> **WHAT THE TASK REQUIRES**: Every line below that holds the string "Федерации" should be copied out.

Recorded data:
* * *

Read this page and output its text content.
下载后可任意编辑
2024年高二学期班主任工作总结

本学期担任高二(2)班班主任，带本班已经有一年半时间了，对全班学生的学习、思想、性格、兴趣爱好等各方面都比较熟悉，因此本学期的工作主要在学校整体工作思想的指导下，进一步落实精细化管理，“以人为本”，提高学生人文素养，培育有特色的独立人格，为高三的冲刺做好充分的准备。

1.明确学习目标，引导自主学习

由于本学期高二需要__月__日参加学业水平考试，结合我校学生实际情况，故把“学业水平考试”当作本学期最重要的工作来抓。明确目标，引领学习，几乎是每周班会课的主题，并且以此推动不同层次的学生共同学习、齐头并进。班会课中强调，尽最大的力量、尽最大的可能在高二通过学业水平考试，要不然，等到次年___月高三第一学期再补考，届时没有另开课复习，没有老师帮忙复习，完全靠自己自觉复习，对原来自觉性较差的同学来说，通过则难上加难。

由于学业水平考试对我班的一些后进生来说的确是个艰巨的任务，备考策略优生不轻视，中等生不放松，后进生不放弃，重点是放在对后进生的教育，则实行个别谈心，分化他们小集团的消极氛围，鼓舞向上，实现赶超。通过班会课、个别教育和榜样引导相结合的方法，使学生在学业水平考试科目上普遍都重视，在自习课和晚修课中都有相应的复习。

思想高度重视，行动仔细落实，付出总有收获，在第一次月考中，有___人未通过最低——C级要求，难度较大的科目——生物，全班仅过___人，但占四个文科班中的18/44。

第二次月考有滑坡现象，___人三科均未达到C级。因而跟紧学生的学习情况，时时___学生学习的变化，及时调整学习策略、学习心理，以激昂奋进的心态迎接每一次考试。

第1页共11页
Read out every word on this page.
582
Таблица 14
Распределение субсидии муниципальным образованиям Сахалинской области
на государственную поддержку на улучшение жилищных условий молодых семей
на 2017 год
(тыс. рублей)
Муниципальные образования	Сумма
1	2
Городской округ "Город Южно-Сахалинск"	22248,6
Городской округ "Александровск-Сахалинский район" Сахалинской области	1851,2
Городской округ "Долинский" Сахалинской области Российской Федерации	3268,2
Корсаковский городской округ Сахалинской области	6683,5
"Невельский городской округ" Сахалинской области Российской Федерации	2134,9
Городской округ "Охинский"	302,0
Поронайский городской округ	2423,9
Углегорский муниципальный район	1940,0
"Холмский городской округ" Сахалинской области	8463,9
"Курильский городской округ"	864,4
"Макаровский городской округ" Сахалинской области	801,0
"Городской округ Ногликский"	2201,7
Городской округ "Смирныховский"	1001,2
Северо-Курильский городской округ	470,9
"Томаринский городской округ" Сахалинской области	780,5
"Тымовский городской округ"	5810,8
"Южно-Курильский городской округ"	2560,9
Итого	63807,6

* * *

> **WORKED SOLUTION**:
Городской округ "Долинский" Сахалинской области Российской Федерации	3268,2
"Невельский городской округ" Сахалинской области Российской Федерации	2134,9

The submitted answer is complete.